Each line below should be retyped exactly, with no pictures.

=== PROVIDED ENTRIES ===

-.-.-

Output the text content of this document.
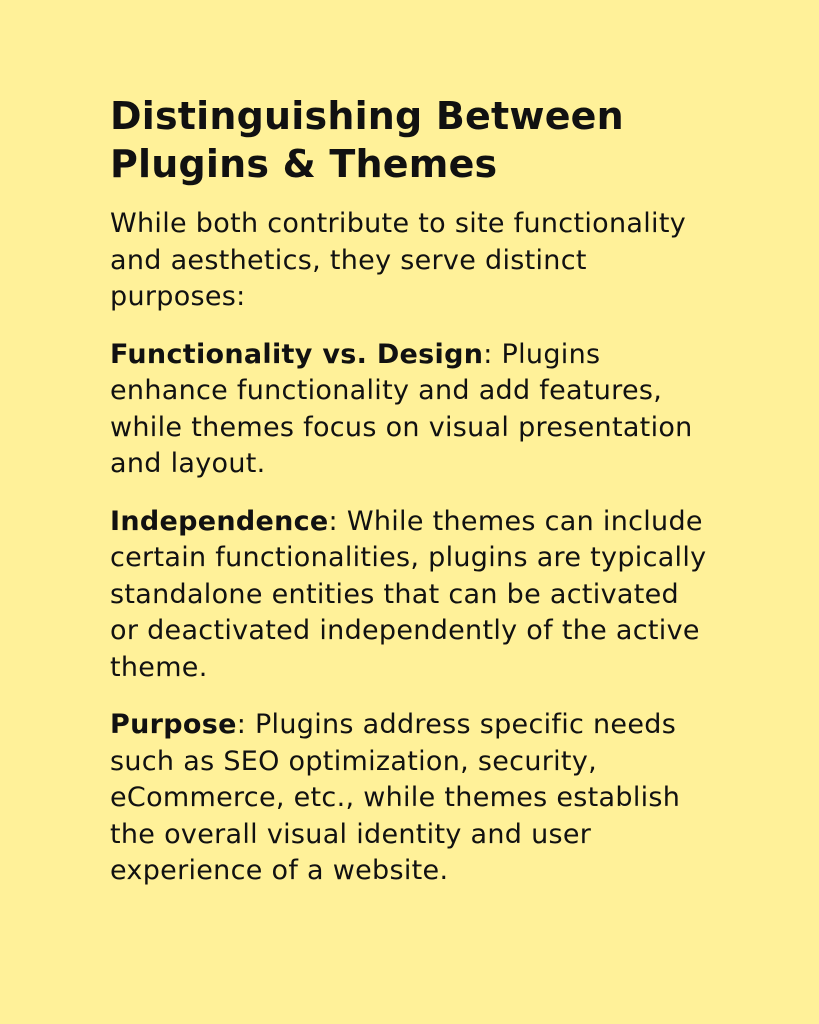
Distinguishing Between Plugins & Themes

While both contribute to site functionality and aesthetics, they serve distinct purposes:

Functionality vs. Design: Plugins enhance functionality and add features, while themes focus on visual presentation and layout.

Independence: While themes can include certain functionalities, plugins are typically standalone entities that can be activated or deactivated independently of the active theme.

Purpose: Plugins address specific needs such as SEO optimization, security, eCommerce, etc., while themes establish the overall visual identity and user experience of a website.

-.-.-

=== EXERCISE RESPONSE ===
Output the text content of this document.
Distinguishing Between Plugins & Themes

While both contribute to site functionality and aesthetics, they serve distinct purposes:

Functionality vs. Design: Plugins enhance functionality and add features, while themes focus on visual presentation and layout.

Independence: While themes can include certain functionalities, plugins are typically standalone entities that can be activated or deactivated independently of the active theme.

Purpose: Plugins address specific needs such as SEO optimization, security, eCommerce, etc., while themes establish the overall visual identity and user experience of a website.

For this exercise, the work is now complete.